#### TASK GOAL
Extract the complete listing and repeat it word for word.

#### MATERIAL TO PROCESS
>>>>

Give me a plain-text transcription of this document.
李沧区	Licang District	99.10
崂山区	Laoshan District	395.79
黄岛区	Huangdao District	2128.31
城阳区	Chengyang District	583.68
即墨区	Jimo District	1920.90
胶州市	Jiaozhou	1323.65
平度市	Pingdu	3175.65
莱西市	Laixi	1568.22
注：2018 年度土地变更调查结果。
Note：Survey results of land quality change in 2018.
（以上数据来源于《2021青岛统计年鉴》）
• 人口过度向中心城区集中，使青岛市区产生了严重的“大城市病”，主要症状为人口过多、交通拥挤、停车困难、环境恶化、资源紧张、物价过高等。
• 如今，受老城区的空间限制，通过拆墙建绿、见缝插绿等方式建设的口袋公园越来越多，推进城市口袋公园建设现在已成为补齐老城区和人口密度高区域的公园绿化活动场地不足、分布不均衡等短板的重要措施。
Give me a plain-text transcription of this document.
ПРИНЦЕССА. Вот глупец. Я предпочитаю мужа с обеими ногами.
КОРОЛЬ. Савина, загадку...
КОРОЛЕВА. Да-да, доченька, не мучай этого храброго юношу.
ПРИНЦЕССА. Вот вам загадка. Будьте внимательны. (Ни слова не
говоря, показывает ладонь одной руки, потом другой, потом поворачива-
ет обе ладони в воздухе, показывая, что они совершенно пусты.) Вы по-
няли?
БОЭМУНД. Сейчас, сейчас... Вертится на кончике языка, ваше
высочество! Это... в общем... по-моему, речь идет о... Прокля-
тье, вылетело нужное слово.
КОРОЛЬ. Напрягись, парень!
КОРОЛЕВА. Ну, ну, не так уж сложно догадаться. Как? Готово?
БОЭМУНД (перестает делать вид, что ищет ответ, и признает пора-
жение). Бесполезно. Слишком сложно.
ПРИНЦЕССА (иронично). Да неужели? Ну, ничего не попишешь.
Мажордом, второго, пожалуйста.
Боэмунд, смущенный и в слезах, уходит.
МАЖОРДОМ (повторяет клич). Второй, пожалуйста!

<<<<

#### WRITTEN RESPONSE
Give me a plain-text transcription of this document.
李沧区	Licang District	99.10
崂山区	Laoshan District	395.79
黄岛区	Huangdao District	2128.31
城阳区	Chengyang District	583.68
即墨区	Jimo District	1920.90
胶州市	Jiaozhou	1323.65
平度市	Pingdu	3175.65
莱西市	Laixi	1568.22
注：2018 年度土地变更调查结果。
Note：Survey results of land quality change in 2018.
（以上数据来源于《2021青岛统计年鉴》）
• 人口过度向中心城区集中，使青岛市区产生了严重的“大城市病”，主要症状为人口过多、交通拥挤、停车困难、环境恶化、资源紧张、物价过高等。
• 如今，受老城区的空间限制，通过拆墙建绿、见缝插绿等方式建设的口袋公园越来越多，推进城市口袋公园建设现在已成为补齐老城区和人口密度高区域的公园绿化活动场地不足、分布不均衡等短板的重要措施。
Give me a plain-text transcription of this document.
ПРИНЦЕССА. Вот глупец. Я предпочитаю мужа с обеими ногами.
КОРОЛЬ. Савина, загадку...
КОРОЛЕВА. Да-да, доченька, не мучай этого храброго юношу.
ПРИНЦЕССА. Вот вам загадка. Будьте внимательны. (Ни слова не
говоря, показывает ладонь одной руки, потом другой, потом поворачива-
ет обе ладони в воздухе, показывая, что они совершенно пусты.) Вы по-
няли?
БОЭМУНД. Сейчас, сейчас... Вертится на кончике языка, ваше
высочество! Это... в общем... по-моему, речь идет о... Прокля-
тье, вылетело нужное слово.
КОРОЛЬ. Напрягись, парень!
КОРОЛЕВА. Ну, ну, не так уж сложно догадаться. Как? Готово?
БОЭМУНД (перестает делать вид, что ищет ответ, и признает пора-
жение). Бесполезно. Слишком сложно.
ПРИНЦЕССА (иронично). Да неужели? Ну, ничего не попишешь.
Мажордом, второго, пожалуйста.
Боэмунд, смущенный и в слезах, уходит.
МАЖОРДОМ (повторяет клич). Второй, пожалуйста!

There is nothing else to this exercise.